Gather up all lines that carry the word "document".
%%
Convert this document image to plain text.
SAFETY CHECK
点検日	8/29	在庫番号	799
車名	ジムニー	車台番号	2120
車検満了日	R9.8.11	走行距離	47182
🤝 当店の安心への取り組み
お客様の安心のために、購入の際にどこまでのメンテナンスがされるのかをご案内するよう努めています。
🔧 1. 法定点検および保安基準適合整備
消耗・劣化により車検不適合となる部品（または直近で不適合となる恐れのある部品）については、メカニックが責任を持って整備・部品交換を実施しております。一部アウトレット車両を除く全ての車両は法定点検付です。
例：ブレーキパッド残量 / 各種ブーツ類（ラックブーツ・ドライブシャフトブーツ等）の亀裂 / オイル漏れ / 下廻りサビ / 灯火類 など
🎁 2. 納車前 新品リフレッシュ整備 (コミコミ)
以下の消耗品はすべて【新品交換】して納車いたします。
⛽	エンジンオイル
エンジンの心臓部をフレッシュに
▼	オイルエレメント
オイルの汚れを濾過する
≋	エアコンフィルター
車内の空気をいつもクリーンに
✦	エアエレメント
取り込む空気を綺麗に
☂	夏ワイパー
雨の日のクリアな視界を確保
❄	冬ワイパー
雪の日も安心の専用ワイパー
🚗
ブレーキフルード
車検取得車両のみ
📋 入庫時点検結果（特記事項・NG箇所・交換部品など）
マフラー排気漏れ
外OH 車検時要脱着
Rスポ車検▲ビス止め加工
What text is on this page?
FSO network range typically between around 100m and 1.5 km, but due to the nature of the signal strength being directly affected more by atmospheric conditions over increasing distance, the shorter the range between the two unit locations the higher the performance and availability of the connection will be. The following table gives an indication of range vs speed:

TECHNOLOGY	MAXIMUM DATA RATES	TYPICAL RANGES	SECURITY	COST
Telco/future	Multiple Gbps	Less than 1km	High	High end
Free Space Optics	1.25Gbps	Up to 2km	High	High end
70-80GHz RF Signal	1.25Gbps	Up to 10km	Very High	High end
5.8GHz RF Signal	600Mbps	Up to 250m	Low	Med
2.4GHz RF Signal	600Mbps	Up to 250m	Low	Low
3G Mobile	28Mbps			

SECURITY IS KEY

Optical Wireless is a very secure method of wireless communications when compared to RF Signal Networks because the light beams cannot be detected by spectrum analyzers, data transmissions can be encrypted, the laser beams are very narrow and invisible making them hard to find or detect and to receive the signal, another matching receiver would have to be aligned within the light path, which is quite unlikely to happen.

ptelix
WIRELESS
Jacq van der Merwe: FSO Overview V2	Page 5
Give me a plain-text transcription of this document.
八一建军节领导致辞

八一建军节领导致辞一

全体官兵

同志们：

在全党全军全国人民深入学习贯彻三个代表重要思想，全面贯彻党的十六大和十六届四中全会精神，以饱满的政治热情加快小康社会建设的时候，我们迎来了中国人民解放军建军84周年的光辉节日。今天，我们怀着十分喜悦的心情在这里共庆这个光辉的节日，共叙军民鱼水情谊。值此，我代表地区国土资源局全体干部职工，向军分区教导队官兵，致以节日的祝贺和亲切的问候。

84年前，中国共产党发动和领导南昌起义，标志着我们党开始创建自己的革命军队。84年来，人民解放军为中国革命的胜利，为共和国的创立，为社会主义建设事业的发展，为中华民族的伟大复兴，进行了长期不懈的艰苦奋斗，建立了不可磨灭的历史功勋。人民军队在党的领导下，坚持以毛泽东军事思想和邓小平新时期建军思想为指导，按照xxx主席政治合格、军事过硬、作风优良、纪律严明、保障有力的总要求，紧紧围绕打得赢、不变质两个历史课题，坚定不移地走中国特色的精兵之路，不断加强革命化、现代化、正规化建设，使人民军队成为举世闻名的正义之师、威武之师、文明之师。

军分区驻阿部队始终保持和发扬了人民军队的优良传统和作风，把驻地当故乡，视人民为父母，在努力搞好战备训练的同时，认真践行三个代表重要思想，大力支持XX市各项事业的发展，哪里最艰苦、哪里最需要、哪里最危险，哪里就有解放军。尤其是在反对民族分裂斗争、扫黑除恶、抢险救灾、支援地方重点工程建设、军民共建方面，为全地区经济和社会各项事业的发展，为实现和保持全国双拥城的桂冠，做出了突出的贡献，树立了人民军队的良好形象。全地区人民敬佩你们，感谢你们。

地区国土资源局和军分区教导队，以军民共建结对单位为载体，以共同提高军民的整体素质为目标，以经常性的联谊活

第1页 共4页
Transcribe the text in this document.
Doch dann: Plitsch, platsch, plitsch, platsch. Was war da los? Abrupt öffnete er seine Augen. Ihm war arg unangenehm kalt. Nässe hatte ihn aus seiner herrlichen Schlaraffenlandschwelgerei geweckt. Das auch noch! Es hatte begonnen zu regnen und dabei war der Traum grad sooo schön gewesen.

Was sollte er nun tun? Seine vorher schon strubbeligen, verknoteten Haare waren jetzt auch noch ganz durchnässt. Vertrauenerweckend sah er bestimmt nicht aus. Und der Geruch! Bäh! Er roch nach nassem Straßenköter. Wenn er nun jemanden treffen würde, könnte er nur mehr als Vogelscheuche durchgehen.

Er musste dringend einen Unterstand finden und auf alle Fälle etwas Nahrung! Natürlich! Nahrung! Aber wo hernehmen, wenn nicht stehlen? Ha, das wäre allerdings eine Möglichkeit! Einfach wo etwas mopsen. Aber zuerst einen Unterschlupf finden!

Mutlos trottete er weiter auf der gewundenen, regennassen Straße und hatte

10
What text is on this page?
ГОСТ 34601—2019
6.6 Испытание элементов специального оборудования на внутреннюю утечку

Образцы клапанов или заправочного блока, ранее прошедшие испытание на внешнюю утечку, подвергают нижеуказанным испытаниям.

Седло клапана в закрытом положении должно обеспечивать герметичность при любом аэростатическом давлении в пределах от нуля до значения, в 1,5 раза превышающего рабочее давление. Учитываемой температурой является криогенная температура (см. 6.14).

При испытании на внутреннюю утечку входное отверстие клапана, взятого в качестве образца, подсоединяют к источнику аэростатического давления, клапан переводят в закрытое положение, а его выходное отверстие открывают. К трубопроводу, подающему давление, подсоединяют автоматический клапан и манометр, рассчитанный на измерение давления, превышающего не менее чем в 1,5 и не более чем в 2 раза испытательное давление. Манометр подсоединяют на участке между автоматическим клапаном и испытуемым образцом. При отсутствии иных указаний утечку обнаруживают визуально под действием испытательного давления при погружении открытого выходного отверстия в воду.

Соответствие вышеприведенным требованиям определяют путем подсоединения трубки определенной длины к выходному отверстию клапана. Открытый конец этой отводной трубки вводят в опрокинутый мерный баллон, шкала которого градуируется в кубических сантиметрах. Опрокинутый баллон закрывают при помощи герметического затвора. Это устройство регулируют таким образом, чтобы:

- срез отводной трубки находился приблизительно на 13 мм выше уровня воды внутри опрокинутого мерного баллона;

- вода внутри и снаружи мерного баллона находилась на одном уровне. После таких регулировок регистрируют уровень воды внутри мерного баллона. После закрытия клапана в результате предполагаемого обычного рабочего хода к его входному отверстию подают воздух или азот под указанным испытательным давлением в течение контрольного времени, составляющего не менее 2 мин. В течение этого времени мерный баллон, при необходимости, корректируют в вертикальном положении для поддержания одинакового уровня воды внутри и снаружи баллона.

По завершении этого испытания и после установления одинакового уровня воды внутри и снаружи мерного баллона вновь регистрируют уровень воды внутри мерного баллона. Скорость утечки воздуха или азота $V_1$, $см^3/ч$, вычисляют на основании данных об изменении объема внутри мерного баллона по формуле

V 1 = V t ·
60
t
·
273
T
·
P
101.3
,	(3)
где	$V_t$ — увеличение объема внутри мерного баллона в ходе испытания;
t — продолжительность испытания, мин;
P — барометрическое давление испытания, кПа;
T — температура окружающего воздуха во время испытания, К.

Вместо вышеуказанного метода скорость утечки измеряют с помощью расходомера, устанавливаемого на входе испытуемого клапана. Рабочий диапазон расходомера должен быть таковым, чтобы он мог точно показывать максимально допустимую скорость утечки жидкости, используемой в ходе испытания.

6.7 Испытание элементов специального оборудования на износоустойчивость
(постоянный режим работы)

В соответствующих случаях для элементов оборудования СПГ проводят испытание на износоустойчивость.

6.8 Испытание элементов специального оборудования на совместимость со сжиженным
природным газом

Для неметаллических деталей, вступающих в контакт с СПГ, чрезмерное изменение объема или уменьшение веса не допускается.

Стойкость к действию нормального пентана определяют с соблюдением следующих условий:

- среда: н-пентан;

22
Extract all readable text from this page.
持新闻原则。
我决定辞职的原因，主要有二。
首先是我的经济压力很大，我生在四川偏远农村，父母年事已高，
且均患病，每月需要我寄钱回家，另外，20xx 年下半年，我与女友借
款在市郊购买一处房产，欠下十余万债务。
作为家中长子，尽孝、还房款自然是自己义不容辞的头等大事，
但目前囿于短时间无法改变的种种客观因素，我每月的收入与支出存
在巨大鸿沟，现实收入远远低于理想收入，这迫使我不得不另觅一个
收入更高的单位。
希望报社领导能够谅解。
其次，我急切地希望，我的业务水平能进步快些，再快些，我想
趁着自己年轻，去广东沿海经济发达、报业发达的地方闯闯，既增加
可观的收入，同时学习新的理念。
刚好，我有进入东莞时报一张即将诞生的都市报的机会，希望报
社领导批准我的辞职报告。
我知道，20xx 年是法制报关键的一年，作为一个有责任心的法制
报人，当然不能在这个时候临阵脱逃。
%%
• **COMPLETED EXERCISE**
Convert this document image to plain text.
Give me a plain-text transcription of this document.
Transcribe the text in this document.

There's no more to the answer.